- [Instructions for the task] From the excerpt on the Board's records search, reproduce the passage starting with "I then shared" and going on through "way of reply.".

- [Page extract]
+--
I then shared the appellant’s representations with the Board in their entirety and I invited the Board to respond to the appellant’s representations by way of reply.

 

The Board provided reply representations, which I shared with the appellant.  I invited the appellant to provide sur-reply representations, which she did.

 

Shortly after receiving the appellant’s sur-reply representations, I received a letter from the appellant in which she enclosed a copy of a new decision letter received from the Board along with additional severed records responsive to her request that had been disclosed to her.  The appellant indicated that despite the Board’s new disclosure, she still believed that the Board had not conducted a reasonable search for responsive records.

 

With the appellant’s consent, I shared the appellant’s letter with the Board and invited it to respond to the views expressed in her letter.  The Board provided a letter in response.

 

I note that in the appellant’s initial representations she indicated that she would prefer that my decision in this matter not be made public and that if this is not possible that my decision contain as little detail as possible.  I have tried to take the appellant’s request into account in the preparation of this order, while at the same time providing sufficient detail to support my findings.

DISCUSSION:

 

REASONABLE SEARCH

 

Where a requester claims that additional records exist beyond those identified by the institution, the issue to be decided is whether the institution has conducted a reasonable search for records as required by section 17 [Orders P-85, P-221, PO-1954-I].  If I am satisfied that the search carried out was reasonable in the circumstances, I will uphold the institution’s decision.  If I am not satisfied, I may order further searches.

 

Although a requester will rarely be in a position to indicate precisely which records the institution has not identified, the requester still must provide a reasonable basis for concluding that such records exist.

 

Where a requester provides sufficient detail about the records that he is seeking and the institution indicates that records do not exist, it is my responsibility to ensure that the institution has conducted a reasonable search to identify any records that are responsive to the request.  The Act does not require the institution to prove with absolute certainty that the records do not exist.  However, in order to properly discharge its obligations under the Act, the institution must provide me with sufficient evidence to show that it has made a reasonable effort to identify and locate records responsive to the request [Order P-624].

 

A reasonable search would be one in which an experienced employee expending reasonable effort conducts a search to identify any records that are reasonably related to the request [Order M-909].

 

Parties’ representations

 

As set out above, the parties’ engaged in a lengthy exchange of representations regarding the reasonable search issue.
+--
- [Records shown]
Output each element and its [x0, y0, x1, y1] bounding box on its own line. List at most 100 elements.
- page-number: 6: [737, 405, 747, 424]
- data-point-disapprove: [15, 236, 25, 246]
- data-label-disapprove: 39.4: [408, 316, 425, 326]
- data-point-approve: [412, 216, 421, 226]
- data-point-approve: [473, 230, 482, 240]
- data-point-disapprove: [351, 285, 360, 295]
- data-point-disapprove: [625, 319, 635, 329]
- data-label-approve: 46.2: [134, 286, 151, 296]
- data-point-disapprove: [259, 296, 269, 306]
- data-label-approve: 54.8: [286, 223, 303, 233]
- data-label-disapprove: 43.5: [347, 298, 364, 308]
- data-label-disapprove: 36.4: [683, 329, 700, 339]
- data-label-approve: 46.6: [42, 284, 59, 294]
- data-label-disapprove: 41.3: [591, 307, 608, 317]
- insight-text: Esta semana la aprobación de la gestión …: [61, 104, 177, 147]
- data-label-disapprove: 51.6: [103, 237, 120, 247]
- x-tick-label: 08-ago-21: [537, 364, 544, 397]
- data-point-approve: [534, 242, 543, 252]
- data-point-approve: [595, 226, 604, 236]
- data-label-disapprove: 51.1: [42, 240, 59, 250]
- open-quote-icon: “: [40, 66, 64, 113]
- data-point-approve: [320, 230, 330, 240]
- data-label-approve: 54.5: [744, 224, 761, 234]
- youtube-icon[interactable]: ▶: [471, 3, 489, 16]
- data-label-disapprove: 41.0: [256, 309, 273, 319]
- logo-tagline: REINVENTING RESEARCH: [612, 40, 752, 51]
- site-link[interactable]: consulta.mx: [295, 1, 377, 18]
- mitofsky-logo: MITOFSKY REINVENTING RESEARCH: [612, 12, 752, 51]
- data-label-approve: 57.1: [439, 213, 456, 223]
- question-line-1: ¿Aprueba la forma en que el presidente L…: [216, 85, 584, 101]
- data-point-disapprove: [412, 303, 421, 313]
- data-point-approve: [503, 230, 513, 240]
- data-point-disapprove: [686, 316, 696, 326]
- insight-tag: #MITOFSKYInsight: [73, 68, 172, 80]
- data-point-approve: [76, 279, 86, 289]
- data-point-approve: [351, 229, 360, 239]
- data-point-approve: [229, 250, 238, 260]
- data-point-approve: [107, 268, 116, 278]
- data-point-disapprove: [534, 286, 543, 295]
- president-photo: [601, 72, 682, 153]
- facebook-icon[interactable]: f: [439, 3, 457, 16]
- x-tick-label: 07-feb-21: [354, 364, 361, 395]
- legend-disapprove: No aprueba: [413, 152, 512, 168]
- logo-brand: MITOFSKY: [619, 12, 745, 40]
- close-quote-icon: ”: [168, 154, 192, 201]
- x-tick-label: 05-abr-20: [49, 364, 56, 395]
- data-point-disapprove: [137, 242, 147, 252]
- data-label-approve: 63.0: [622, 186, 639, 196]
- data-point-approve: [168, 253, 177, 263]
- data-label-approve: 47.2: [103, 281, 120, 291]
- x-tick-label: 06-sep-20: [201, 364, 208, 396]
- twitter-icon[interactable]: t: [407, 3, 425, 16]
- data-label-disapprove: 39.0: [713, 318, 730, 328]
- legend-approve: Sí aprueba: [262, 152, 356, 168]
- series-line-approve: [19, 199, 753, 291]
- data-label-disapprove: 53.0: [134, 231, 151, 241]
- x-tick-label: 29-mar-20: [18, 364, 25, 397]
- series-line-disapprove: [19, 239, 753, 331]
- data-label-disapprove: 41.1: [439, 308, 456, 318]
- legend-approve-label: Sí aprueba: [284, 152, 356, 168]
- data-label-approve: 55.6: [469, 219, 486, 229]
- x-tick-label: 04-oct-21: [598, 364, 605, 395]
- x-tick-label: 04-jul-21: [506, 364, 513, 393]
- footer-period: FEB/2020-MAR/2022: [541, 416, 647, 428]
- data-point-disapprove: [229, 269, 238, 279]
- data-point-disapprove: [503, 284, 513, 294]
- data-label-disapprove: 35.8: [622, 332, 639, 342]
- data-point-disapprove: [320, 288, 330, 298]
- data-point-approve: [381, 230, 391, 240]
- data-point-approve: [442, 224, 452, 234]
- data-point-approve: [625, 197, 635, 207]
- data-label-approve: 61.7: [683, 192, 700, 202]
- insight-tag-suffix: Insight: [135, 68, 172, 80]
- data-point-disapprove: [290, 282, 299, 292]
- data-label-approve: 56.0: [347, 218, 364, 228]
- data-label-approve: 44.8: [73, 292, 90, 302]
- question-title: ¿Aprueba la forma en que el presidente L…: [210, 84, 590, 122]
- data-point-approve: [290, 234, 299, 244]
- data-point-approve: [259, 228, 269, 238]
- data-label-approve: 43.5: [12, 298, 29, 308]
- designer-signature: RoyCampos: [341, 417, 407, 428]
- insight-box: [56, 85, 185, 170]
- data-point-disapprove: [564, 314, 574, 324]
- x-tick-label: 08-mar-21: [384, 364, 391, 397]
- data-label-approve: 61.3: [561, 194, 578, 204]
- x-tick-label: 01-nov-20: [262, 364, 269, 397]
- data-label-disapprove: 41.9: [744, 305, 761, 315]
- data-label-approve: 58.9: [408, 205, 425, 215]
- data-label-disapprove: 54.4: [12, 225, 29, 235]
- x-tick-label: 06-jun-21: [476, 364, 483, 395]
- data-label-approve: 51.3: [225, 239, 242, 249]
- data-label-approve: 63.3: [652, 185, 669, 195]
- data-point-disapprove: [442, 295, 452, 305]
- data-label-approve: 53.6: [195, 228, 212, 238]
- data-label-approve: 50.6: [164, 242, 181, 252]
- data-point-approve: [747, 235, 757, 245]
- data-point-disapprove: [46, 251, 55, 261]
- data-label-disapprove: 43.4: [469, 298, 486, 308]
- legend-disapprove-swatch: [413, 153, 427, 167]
+--
- [Solution to the exercise]
I then shared the appellant’s representations with the Board in their entirety and I invited the Board to respond to the appellant’s representations by way of reply.